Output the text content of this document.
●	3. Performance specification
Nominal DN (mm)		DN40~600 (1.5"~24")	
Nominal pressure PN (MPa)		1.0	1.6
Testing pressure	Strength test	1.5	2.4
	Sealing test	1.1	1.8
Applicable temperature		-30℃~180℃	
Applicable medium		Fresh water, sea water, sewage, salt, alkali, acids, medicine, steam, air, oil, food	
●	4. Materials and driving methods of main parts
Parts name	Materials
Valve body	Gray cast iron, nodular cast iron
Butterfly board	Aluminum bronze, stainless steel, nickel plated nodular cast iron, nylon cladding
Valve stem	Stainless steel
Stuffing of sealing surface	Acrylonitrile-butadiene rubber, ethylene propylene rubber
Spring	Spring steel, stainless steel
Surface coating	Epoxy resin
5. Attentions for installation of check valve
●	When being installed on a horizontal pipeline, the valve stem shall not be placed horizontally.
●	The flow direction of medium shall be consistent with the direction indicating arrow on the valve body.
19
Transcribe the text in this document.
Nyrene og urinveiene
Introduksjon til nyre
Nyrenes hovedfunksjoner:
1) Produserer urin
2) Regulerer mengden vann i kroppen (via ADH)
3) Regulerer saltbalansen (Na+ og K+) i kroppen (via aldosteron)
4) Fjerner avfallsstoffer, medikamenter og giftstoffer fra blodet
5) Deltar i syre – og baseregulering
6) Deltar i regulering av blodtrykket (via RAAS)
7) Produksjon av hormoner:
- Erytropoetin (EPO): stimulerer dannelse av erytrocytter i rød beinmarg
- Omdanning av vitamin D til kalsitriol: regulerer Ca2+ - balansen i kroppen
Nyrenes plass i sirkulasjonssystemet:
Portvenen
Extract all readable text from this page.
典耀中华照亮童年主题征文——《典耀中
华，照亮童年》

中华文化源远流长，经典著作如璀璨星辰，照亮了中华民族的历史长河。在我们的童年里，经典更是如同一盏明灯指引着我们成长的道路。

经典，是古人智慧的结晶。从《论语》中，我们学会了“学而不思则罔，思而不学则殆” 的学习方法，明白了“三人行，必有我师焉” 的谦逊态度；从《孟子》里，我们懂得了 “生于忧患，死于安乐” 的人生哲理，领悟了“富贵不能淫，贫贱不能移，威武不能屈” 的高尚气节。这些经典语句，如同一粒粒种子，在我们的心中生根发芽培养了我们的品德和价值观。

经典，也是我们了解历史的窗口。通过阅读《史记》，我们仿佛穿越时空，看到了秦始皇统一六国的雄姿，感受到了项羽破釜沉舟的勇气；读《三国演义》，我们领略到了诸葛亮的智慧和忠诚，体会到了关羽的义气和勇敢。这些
★ ★ ★ ★
Exercise requirements: Show all lines from the data above in which the word "nodular" appears.

Solution:
Valve body	Gray cast iron, nodular cast iron
Butterfly board	Aluminum bronze, stainless steel, nickel plated nodular cast iron, nylon cladding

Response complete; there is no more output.